**EXTRAIT FOURNI**
++++

La ration des rhinocéros noirs ne leur fournit pas assez de vitamine E

Mais d'autres difficultés sont relatées. L'alimentation des rhinocéros noirs captifs n'offre pas toutes les vertus nutritionnelles des végétaux dans la nature. Les rhinocéros à l'état libre disposent de davantage d'acides gras polyinsaturés linoélique et linolélique grâce aux feuillages qu'ils consomment, notamment dans une réserve au Kenya. Chez ces animaux, les concentrations en α-tocophérol (vitamine E) sont également élevées. En captivité, le manque de vitamine E est maintenant bien établi parmi les rhinocéros noirs d'une manière générale, il est d'ailleurs courant de les supplémenter.

L'absorption de cette vitamine est habituellement facilitée par la bile et le suc pancréatique. Or les rhinocéros (toutes espèces confondues) n'ont pas de vésicule biliaire et ce sont justement les acides linoélique et linolélique qui remédient à cette absence. Lorsque ces acides ne sont pas suffisamment représentés dans la ration, un déséquilibre apparaît.

La captivité affecte la reproduction des rhinocéros blancs

Les rhinocéros blancs captifs n'ont généralement pas trop de difficultés pour s'habituer à leur nourriture. Mais leur taux de reproduction stagne, mettant en danger leur renouvellement.

Parmi les femelles du programme EEP (Europäisches Erhaltungszucht Programm), qui regroupe la majeure partie des établissements zoologiques en Europe, 60 % sont acycliques. De nombreux problèmes de gestation sont constatés et les kystes utérins ou ovariens, facteurs d'infertilité, sont fréquents. Plusieurs protocoles sont testés pour résoudre ces difficultés, allant de l'administration de progestogènes jusqu'à l'insémination artificielle (qui n'a pas donné jusqu'à présent les résultats escomptés, même si l'obtention par électro-éjaculation de la semence des mâles devient une technique rodée).

Les rhinocéros mâles souffrent aussi d'infertilité. 81 % de ceux qui relèvent du programme américain SSP (Species Survival Program) n'ont pas produit de descendance. Une étude conduite chez dix-neuf rhinocéros blancs européens et américains montre que 52 % d'entre eux seulement ont une semence de haute qualité (taux important de spermatozoïdes).

++++

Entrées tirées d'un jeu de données

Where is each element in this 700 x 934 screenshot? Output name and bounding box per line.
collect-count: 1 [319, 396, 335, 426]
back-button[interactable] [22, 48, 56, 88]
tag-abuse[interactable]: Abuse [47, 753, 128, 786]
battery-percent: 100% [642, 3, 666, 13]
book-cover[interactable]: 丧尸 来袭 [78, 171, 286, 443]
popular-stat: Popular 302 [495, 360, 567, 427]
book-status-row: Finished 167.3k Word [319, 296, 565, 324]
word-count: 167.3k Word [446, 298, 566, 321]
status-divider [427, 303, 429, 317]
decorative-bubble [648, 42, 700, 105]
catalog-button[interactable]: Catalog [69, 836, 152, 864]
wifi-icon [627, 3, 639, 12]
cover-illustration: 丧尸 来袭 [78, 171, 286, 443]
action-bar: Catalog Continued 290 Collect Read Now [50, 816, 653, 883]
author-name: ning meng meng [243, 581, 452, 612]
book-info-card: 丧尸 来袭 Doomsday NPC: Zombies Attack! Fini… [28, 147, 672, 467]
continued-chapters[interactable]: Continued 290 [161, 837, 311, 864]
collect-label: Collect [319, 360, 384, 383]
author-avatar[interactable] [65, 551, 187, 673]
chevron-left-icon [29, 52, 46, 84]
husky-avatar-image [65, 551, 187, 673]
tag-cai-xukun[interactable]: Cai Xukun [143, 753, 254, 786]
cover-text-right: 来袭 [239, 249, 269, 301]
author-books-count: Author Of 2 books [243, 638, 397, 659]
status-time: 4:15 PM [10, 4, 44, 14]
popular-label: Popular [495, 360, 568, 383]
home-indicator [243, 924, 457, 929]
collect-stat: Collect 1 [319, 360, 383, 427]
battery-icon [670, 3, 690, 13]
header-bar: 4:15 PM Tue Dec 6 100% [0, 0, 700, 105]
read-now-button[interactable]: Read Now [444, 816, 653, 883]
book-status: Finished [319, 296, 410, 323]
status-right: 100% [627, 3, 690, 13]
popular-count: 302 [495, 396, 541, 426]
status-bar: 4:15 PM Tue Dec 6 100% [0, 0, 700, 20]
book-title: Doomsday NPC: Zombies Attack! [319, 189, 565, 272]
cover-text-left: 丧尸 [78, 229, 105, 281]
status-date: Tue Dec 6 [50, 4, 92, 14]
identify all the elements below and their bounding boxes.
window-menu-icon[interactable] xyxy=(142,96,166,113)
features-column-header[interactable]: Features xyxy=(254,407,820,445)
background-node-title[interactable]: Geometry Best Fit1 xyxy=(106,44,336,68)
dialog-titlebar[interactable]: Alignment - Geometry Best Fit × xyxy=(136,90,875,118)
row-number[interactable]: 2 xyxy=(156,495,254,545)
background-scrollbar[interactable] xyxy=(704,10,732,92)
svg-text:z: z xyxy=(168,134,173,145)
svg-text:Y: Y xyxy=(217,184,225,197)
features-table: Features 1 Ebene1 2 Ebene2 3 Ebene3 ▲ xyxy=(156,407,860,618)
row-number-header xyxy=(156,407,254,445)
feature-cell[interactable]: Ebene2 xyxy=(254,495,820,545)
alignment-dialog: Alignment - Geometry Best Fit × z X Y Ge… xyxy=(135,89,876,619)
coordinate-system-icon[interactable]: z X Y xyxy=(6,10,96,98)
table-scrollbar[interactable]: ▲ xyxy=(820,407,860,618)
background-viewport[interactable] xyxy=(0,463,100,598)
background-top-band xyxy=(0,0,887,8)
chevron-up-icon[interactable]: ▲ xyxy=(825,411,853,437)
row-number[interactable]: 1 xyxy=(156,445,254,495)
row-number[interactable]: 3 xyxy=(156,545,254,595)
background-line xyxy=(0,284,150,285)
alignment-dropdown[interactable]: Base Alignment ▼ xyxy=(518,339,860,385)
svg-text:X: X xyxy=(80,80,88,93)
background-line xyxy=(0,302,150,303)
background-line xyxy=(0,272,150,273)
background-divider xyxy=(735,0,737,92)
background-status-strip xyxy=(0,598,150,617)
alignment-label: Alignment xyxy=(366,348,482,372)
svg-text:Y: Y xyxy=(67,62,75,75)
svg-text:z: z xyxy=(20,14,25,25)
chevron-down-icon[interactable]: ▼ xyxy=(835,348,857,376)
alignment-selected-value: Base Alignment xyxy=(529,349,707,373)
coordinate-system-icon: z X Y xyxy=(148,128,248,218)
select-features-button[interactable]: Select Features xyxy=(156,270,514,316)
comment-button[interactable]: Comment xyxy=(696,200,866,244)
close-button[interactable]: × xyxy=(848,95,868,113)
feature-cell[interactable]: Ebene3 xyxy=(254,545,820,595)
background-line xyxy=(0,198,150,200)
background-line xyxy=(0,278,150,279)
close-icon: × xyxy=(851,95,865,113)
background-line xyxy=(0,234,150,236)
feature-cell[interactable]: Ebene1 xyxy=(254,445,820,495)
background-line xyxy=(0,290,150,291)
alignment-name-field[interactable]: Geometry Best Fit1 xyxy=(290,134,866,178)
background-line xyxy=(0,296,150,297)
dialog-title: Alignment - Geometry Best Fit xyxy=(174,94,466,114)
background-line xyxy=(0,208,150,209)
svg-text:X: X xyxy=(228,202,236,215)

++++

**EXPLORER LE DOCUMENT**
1. Dans le texte sur les rhinocéros captifs, quel organe manque à toutes les espèces de rhinocéros ?
2. Poursuivez le texte sur les rhinocéros captifs en reprenant juste après sa dernière phrase.

**LES RÉPONSES**
1. La vésicule biliaire.

2.
Comme pour les rhinocéros noirs, de fortes concentrations de corticoïdes fécaux, dénotant le stress, ont été enregistrées chez des femelles rhinocéros blancs captives acycliques et chez des femelles présentant des comportements olfactifs inhibés ou de déambulation stéréotypée.

Lorsque les deux sexes cohabitent, les règles sociales sont perturbées

Les faibles performances des rhinocéros blancs pour la reproduction s'expliquent largement par des problématiques sociales. Dans la nature, les mâles se partagent entre dominants (alpha) et dominés (bêta). Seuls les premiers ont un territoire et peuvent couvrir les femelles. Ces dominants sont polygynes (et les femelles peuvent être parfois polyandres), ce qui signifie que plusieurs partenaires sont nécessaires à leur bonne reproduction. Les deux sexes ne se fréquentent (comme chez les autres espèces de rhinocéros) que le temps des amours. Mais en captivité, tout change… La dominance est bouleversée, les sex-ratios sont biaisés, la cohabitation entre sexes est la règle.

Dans la nature, les animaux sont informés sur leurs statuts respectifs (sexe, classe d'âge, état reproducteur en priorité) par l'urine, les fèces, les secrétions de différentes glandes, qu'ils déposent sur le sol et sur la végétation. Cela permet d'éviter ou au contraire de faciliter les rencontres. Confinés dans un zoo, les animaux sont en contact visuel, olfactif ou auditif en permanence, et doivent se supporter, au risque d'inhiber, voire d'exacerber une bonne part de leurs attitudes naturelles.

  • (1) HLA : human leukocyte antigen.